[Given data]:
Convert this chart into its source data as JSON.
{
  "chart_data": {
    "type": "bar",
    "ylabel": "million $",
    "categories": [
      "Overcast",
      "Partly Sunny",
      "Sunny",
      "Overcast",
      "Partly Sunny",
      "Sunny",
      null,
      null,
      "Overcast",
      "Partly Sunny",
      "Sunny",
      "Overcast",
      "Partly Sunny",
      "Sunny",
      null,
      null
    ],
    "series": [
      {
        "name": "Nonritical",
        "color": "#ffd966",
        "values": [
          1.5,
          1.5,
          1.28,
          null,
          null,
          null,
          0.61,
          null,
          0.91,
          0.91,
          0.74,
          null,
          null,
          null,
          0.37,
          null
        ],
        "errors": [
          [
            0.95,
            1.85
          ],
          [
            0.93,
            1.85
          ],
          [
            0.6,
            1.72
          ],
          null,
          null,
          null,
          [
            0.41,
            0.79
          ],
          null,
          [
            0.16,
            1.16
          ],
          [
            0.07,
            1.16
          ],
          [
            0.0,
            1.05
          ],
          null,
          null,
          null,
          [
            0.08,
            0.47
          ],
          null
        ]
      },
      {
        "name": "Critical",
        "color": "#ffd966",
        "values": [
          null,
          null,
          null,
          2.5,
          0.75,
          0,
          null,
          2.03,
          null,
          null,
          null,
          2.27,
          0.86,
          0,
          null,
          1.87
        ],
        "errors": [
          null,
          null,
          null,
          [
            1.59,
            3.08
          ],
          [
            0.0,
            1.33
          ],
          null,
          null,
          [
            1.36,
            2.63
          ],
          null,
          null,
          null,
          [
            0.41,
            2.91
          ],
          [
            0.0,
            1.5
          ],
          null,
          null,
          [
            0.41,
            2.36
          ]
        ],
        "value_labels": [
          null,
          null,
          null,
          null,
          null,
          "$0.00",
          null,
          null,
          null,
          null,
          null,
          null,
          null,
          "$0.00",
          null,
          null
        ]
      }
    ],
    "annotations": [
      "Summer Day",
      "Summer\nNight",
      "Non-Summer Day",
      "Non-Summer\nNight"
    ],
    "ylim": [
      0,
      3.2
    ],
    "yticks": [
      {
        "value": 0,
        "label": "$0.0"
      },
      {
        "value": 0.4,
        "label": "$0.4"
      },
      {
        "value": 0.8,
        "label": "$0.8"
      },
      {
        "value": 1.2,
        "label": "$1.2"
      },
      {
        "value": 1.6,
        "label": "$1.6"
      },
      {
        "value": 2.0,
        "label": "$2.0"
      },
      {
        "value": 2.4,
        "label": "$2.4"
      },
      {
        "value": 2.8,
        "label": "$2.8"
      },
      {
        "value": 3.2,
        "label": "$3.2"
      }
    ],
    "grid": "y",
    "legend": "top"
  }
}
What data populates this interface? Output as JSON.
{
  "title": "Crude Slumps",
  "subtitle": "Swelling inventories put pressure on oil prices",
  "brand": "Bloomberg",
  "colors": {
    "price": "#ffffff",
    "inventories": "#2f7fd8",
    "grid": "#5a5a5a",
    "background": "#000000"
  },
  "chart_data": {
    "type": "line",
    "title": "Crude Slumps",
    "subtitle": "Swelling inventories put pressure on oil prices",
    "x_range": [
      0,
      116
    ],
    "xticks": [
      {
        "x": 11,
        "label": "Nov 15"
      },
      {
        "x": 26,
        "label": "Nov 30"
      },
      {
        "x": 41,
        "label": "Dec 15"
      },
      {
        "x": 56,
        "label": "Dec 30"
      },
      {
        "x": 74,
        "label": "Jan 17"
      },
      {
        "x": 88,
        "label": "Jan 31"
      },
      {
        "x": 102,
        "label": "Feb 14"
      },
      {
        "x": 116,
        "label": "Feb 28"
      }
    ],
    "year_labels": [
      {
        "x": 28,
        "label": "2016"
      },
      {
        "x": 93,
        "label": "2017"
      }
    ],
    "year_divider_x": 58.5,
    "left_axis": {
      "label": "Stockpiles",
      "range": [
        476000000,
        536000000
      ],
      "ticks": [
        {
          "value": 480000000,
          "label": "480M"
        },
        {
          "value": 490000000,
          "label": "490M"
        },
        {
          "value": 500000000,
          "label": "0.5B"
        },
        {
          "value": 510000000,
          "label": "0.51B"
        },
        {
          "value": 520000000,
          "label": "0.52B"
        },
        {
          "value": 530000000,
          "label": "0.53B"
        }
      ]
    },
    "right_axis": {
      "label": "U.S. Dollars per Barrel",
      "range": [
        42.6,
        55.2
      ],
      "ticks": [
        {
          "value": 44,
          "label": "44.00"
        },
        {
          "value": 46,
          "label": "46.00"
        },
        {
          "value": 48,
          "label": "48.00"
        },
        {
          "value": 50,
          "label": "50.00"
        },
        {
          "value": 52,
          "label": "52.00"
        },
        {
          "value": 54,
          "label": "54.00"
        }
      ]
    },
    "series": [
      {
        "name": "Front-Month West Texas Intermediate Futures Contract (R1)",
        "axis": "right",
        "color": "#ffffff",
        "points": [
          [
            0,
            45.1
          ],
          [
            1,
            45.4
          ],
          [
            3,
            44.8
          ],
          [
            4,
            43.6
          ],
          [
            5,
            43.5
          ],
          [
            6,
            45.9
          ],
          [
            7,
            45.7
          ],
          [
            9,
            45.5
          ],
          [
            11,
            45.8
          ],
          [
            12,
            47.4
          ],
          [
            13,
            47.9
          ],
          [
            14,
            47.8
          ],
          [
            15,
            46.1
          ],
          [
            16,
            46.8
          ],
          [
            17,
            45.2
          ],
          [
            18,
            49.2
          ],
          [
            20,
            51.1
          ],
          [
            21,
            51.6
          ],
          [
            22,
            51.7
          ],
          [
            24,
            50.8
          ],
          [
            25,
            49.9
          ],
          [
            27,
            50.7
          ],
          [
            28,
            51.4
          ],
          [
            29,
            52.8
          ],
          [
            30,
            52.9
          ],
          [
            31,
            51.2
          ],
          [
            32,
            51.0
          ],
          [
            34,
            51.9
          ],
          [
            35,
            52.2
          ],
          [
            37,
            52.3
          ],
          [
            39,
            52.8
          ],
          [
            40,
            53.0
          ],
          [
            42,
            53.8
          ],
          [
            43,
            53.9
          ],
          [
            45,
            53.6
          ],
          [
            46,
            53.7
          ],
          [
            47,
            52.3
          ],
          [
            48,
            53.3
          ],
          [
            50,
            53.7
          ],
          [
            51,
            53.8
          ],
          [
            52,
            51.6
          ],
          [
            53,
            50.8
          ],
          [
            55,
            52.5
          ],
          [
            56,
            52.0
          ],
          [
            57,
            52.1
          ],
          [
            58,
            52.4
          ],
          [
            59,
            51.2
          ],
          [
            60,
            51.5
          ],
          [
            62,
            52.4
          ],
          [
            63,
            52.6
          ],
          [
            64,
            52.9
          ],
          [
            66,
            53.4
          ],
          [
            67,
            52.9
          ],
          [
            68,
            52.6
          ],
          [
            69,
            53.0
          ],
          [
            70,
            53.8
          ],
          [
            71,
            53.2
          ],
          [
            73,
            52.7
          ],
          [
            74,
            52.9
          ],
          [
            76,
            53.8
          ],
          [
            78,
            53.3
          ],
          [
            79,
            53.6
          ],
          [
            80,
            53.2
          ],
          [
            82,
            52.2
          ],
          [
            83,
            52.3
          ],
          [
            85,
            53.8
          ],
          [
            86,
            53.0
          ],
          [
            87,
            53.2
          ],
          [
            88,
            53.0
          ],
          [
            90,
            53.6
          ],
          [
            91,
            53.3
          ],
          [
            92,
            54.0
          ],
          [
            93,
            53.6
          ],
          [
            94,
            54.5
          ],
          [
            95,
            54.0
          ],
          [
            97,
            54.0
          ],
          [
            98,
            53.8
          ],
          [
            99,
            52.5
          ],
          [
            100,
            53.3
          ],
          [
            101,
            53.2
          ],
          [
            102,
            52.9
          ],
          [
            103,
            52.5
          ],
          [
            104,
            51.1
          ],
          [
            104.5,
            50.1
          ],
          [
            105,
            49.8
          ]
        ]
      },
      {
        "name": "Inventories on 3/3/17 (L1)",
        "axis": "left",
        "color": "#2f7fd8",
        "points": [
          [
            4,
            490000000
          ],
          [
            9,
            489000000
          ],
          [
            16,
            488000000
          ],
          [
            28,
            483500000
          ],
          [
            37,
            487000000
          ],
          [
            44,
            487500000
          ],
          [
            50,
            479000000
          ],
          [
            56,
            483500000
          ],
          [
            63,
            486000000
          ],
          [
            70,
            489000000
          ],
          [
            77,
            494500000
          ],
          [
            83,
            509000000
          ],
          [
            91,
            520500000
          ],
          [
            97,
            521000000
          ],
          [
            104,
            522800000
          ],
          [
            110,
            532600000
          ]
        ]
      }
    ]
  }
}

[What you should do]: Go through the records and show every line with the string "this" in it.

[Result below]:
Convert this chart into its source data as JSON.
What data populates this interface? Output as JSON.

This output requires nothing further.